WHAT YOU WILL DO ->
Copy the material that follows word for word and omit its pictures.

_ _ _

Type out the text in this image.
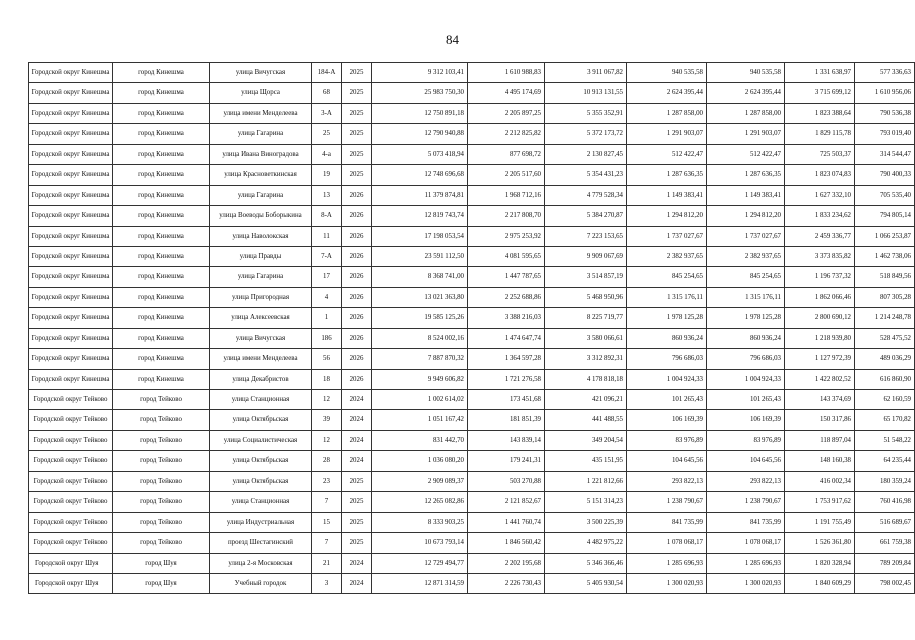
84
Городской округ Кинешма	город Кинешма	улица Вичугская	184-А	2025	9 312 103,41	1 610 988,83	3 911 067,82	940 535,58	940 535,58	1 331 638,97	577 336,63
Городской округ Кинешма	город Кинешма	улица Щорса	68	2025	25 983 750,30	4 495 174,69	10 913 131,55	2 624 395,44	2 624 395,44	3 715 699,12	1 610 956,06
Городской округ Кинешма	город Кинешма	улица имени Менделеева	3-А	2025	12 750 891,18	2 205 897,25	5 355 352,91	1 287 858,00	1 287 858,00	1 823 388,64	790 536,38
Городской округ Кинешма	город Кинешма	улица Гагарина	25	2025	12 790 940,88	2 212 825,82	5 372 173,72	1 291 903,07	1 291 903,07	1 829 115,78	793 019,40
Городской округ Кинешма	город Кинешма	улица Ивана Виноградова	4-а	2025	5 073 418,94	877 698,72	2 130 827,45	512 422,47	512 422,47	725 503,37	314 544,47
Городской округ Кинешма	город Кинешма	улица Красноветкинская	19	2025	12 748 696,68	2 205 517,60	5 354 431,23	1 287 636,35	1 287 636,35	1 823 074,83	790 400,33
Городской округ Кинешма	город Кинешма	улица Гагарина	13	2026	11 379 874,81	1 968 712,16	4 779 528,34	1 149 383,41	1 149 383,41	1 627 332,10	705 535,40
Городской округ Кинешма	город Кинешма	улица Воеводы Боборыкина	8-А	2026	12 819 743,74	2 217 808,70	5 384 270,87	1 294 812,20	1 294 812,20	1 833 234,62	794 805,14
Городской округ Кинешма	город Кинешма	улица Наволокская	11	2026	17 198 053,54	2 975 253,92	7 223 153,65	1 737 027,67	1 737 027,67	2 459 336,77	1 066 253,87
Городской округ Кинешма	город Кинешма	улица Правды	7-А	2026	23 591 112,50	4 081 595,65	9 909 067,69	2 382 937,65	2 382 937,65	3 373 835,82	1 462 738,06
Городской округ Кинешма	город Кинешма	улица Гагарина	17	2026	8 368 741,00	1 447 787,65	3 514 857,19	845 254,65	845 254,65	1 196 737,32	518 849,56
Городской округ Кинешма	город Кинешма	улица Пригородная	4	2026	13 021 363,80	2 252 688,86	5 468 950,96	1 315 176,11	1 315 176,11	1 862 066,46	807 305,28
Городской округ Кинешма	город Кинешма	улица Алексеевская	1	2026	19 585 125,26	3 388 216,03	8 225 719,77	1 978 125,28	1 978 125,28	2 800 690,12	1 214 248,78
Городской округ Кинешма	город Кинешма	улица Вичугская	186	2026	8 524 002,16	1 474 647,74	3 580 066,61	860 936,24	860 936,24	1 218 939,80	528 475,52
Городской округ Кинешма	город Кинешма	улица имени Менделеева	56	2026	7 887 870,32	1 364 597,28	3 312 892,31	796 686,03	796 686,03	1 127 972,39	489 036,29
Городской округ Кинешма	город Кинешма	улица Декабристов	18	2026	9 949 606,82	1 721 276,58	4 178 818,18	1 004 924,33	1 004 924,33	1 422 802,52	616 860,90
Городской округ Тейково	город Тейково	улица Станционная	12	2024	1 002 614,02	173 451,68	421 096,21	101 265,43	101 265,43	143 374,69	62 160,59
Городской округ Тейково	город Тейково	улица Октябрьская	39	2024	1 051 167,42	181 851,39	441 488,55	106 169,39	106 169,39	150 317,86	65 170,82
Городской округ Тейково	город Тейково	улица Социалистическая	12	2024	831 442,70	143 839,14	349 204,54	83 976,89	83 976,89	118 897,04	51 548,22
Городской округ Тейково	город Тейково	улица Октябрьская	28	2024	1 036 080,20	179 241,31	435 151,95	104 645,56	104 645,56	148 160,38	64 235,44
Городской округ Тейково	город Тейково	улица Октябрьская	23	2025	2 909 089,37	503 270,88	1 221 812,66	293 822,13	293 822,13	416 002,34	180 359,24
Городской округ Тейково	город Тейково	улица Станционная	7	2025	12 265 082,86	2 121 852,67	5 151 314,23	1 238 790,67	1 238 790,67	1 753 917,62	760 416,98
Городской округ Тейково	город Тейково	улица Индустриальная	15	2025	8 333 903,25	1 441 760,74	3 500 225,39	841 735,99	841 735,99	1 191 755,49	516 689,67
Городской округ Тейково	город Тейково	проезд Шестагинский	7	2025	10 673 793,14	1 846 560,42	4 482 975,22	1 078 068,17	1 078 068,17	1 526 361,80	661 759,38
Городской округ Шуя	город Шуя	улица 2-я Московская	21	2024	12 729 494,77	2 202 195,68	5 346 366,46	1 285 696,93	1 285 696,93	1 820 328,94	789 209,84
Городской округ Шуя	город Шуя	Учебный городок	3	2024	12 871 314,59	2 226 730,43	5 405 930,54	1 300 020,93	1 300 020,93	1 840 609,29	798 002,45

_ _ _

THE ANSWER ->
Type out the text in this image.
84
Городской округ Кинешма	город Кинешма	улица Вичугская	184-А	2025	9 312 103,41	1 610 988,83	3 911 067,82	940 535,58	940 535,58	1 331 638,97	577 336,63
Городской округ Кинешма	город Кинешма	улица Щорса	68	2025	25 983 750,30	4 495 174,69	10 913 131,55	2 624 395,44	2 624 395,44	3 715 699,12	1 610 956,06
Городской округ Кинешма	город Кинешма	улица имени Менделеева	3-А	2025	12 750 891,18	2 205 897,25	5 355 352,91	1 287 858,00	1 287 858,00	1 823 388,64	790 536,38
Городской округ Кинешма	город Кинешма	улица Гагарина	25	2025	12 790 940,88	2 212 825,82	5 372 173,72	1 291 903,07	1 291 903,07	1 829 115,78	793 019,40
Городской округ Кинешма	город Кинешма	улица Ивана Виноградова	4-а	2025	5 073 418,94	877 698,72	2 130 827,45	512 422,47	512 422,47	725 503,37	314 544,47
Городской округ Кинешма	город Кинешма	улица Красноветкинская	19	2025	12 748 696,68	2 205 517,60	5 354 431,23	1 287 636,35	1 287 636,35	1 823 074,83	790 400,33
Городской округ Кинешма	город Кинешма	улица Гагарина	13	2026	11 379 874,81	1 968 712,16	4 779 528,34	1 149 383,41	1 149 383,41	1 627 332,10	705 535,40
Городской округ Кинешма	город Кинешма	улица Воеводы Боборыкина	8-А	2026	12 819 743,74	2 217 808,70	5 384 270,87	1 294 812,20	1 294 812,20	1 833 234,62	794 805,14
Городской округ Кинешма	город Кинешма	улица Наволокская	11	2026	17 198 053,54	2 975 253,92	7 223 153,65	1 737 027,67	1 737 027,67	2 459 336,77	1 066 253,87
Городской округ Кинешма	город Кинешма	улица Правды	7-А	2026	23 591 112,50	4 081 595,65	9 909 067,69	2 382 937,65	2 382 937,65	3 373 835,82	1 462 738,06
Городской округ Кинешма	город Кинешма	улица Гагарина	17	2026	8 368 741,00	1 447 787,65	3 514 857,19	845 254,65	845 254,65	1 196 737,32	518 849,56
Городской округ Кинешма	город Кинешма	улица Пригородная	4	2026	13 021 363,80	2 252 688,86	5 468 950,96	1 315 176,11	1 315 176,11	1 862 066,46	807 305,28
Городской округ Кинешма	город Кинешма	улица Алексеевская	1	2026	19 585 125,26	3 388 216,03	8 225 719,77	1 978 125,28	1 978 125,28	2 800 690,12	1 214 248,78
Городской округ Кинешма	город Кинешма	улица Вичугская	186	2026	8 524 002,16	1 474 647,74	3 580 066,61	860 936,24	860 936,24	1 218 939,80	528 475,52
Городской округ Кинешма	город Кинешма	улица имени Менделеева	56	2026	7 887 870,32	1 364 597,28	3 312 892,31	796 686,03	796 686,03	1 127 972,39	489 036,29
Городской округ Кинешма	город Кинешма	улица Декабристов	18	2026	9 949 606,82	1 721 276,58	4 178 818,18	1 004 924,33	1 004 924,33	1 422 802,52	616 860,90
Городской округ Тейково	город Тейково	улица Станционная	12	2024	1 002 614,02	173 451,68	421 096,21	101 265,43	101 265,43	143 374,69	62 160,59
Городской округ Тейково	город Тейково	улица Октябрьская	39	2024	1 051 167,42	181 851,39	441 488,55	106 169,39	106 169,39	150 317,86	65 170,82
Городской округ Тейково	город Тейково	улица Социалистическая	12	2024	831 442,70	143 839,14	349 204,54	83 976,89	83 976,89	118 897,04	51 548,22
Городской округ Тейково	город Тейково	улица Октябрьская	28	2024	1 036 080,20	179 241,31	435 151,95	104 645,56	104 645,56	148 160,38	64 235,44
Городской округ Тейково	город Тейково	улица Октябрьская	23	2025	2 909 089,37	503 270,88	1 221 812,66	293 822,13	293 822,13	416 002,34	180 359,24
Городской округ Тейково	город Тейково	улица Станционная	7	2025	12 265 082,86	2 121 852,67	5 151 314,23	1 238 790,67	1 238 790,67	1 753 917,62	760 416,98
Городской округ Тейково	город Тейково	улица Индустриальная	15	2025	8 333 903,25	1 441 760,74	3 500 225,39	841 735,99	841 735,99	1 191 755,49	516 689,67
Городской округ Тейково	город Тейково	проезд Шестагинский	7	2025	10 673 793,14	1 846 560,42	4 482 975,22	1 078 068,17	1 078 068,17	1 526 361,80	661 759,38
Городской округ Шуя	город Шуя	улица 2-я Московская	21	2024	12 729 494,77	2 202 195,68	5 346 366,46	1 285 696,93	1 285 696,93	1 820 328,94	789 209,84
Городской округ Шуя	город Шуя	Учебный городок	3	2024	12 871 314,59	2 226 730,43	5 405 930,54	1 300 020,93	1 300 020,93	1 840 609,29	798 002,45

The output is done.